EXERCISE DETAILS –
Count the lines in the records below that contain the word "piersi", and give only that number.
━━━━━━━━
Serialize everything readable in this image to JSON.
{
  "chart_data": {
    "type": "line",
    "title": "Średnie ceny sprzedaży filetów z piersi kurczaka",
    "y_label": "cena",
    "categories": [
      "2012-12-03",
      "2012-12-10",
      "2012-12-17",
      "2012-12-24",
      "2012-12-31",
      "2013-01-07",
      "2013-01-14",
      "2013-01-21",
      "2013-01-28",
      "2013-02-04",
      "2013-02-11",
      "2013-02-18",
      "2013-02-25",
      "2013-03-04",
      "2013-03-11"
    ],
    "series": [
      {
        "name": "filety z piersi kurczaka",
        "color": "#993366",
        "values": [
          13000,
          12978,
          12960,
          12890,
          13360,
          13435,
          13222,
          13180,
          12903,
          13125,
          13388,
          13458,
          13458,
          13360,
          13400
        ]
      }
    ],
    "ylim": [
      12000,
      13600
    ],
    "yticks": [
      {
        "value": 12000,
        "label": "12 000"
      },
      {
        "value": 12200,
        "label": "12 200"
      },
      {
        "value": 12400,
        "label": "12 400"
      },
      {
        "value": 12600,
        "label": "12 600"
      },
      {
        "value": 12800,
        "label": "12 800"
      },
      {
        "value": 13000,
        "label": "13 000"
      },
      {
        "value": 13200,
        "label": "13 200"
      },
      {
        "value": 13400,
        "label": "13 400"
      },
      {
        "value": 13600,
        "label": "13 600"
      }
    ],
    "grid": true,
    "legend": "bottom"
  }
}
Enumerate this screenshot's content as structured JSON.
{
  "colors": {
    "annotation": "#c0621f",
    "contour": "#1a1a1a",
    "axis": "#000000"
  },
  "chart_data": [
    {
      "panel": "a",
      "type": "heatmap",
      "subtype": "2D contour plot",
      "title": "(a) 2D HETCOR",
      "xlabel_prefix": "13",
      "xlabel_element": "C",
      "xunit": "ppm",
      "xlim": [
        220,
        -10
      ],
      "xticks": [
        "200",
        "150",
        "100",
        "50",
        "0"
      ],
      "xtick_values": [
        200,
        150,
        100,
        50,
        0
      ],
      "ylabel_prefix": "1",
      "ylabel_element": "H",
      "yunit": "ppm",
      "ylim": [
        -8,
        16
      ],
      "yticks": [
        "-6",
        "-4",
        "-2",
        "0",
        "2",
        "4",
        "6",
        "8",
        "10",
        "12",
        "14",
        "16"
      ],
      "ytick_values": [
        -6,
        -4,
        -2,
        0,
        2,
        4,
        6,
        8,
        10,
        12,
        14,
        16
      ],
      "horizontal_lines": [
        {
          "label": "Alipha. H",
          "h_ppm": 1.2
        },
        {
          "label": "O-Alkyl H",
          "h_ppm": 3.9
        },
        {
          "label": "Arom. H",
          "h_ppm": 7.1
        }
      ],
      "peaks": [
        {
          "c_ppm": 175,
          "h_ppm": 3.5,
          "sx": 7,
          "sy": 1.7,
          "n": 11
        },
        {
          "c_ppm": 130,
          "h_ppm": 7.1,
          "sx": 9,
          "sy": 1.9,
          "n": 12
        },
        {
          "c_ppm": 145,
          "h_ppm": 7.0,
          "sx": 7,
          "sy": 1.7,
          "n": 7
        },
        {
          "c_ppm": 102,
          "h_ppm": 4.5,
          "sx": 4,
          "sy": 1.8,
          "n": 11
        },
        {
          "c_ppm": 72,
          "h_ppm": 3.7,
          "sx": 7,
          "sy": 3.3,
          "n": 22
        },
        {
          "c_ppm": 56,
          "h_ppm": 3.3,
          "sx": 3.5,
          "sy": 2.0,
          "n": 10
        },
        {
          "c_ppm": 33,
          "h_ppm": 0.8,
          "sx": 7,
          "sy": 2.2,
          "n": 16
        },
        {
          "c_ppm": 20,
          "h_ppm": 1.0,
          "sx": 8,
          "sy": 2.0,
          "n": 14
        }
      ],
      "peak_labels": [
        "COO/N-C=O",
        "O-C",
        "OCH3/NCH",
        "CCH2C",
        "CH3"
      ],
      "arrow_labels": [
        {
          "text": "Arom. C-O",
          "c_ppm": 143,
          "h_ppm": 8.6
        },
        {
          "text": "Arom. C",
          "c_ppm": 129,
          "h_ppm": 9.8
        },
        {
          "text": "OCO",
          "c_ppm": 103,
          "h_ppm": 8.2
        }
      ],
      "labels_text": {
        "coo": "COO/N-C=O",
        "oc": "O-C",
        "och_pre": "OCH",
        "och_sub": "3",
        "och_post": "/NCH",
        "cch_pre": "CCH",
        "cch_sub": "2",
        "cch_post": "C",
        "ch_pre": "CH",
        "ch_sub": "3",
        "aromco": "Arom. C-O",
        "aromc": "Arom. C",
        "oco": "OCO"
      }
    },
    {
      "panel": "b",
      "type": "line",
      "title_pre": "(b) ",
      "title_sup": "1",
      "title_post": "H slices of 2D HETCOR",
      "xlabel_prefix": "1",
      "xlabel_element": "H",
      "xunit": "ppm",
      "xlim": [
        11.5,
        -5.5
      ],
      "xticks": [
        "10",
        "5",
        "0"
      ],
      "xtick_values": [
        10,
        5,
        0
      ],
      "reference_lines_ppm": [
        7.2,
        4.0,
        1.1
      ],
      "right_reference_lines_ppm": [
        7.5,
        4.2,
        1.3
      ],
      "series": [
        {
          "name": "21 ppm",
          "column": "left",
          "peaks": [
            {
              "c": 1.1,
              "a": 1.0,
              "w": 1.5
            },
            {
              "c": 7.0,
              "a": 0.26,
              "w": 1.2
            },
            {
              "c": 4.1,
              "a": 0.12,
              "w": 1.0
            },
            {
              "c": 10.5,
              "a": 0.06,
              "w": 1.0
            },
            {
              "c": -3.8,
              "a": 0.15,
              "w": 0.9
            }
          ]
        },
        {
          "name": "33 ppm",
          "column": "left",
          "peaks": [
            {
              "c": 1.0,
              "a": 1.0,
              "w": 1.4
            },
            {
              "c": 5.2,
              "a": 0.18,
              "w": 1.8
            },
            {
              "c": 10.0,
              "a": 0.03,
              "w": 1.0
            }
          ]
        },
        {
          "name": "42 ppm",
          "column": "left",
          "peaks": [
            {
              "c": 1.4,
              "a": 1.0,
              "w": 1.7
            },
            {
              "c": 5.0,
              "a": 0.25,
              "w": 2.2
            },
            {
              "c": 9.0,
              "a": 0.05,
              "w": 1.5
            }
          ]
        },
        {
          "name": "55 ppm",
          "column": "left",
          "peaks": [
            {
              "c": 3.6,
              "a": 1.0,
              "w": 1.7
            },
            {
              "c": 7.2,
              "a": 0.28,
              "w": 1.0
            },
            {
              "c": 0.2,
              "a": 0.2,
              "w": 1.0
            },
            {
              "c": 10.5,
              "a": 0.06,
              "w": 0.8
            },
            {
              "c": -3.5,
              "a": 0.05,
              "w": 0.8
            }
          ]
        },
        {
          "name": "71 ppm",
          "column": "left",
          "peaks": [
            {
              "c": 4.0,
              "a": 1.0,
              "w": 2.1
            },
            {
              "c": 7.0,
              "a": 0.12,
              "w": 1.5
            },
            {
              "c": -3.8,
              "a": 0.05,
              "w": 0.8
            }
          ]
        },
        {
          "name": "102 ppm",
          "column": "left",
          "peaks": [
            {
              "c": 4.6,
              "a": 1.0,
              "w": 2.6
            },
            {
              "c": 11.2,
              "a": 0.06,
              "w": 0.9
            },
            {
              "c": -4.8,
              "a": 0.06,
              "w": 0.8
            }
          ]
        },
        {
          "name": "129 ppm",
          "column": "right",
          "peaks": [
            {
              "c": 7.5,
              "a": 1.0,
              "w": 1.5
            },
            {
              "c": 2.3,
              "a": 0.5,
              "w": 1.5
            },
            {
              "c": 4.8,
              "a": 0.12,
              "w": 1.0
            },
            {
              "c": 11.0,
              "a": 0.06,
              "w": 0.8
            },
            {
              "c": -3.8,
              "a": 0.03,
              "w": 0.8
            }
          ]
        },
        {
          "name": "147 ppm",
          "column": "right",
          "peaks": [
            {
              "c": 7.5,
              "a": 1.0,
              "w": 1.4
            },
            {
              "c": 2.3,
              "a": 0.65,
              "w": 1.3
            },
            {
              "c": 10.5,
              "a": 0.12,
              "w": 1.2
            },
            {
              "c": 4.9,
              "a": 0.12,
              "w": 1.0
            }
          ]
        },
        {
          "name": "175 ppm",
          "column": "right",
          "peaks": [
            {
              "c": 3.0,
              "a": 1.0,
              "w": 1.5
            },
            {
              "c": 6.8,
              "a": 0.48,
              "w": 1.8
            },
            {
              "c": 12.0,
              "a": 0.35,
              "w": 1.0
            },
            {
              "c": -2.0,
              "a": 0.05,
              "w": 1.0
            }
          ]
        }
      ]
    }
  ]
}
━━━━━━━━
WRITTEN RESPONSE –
2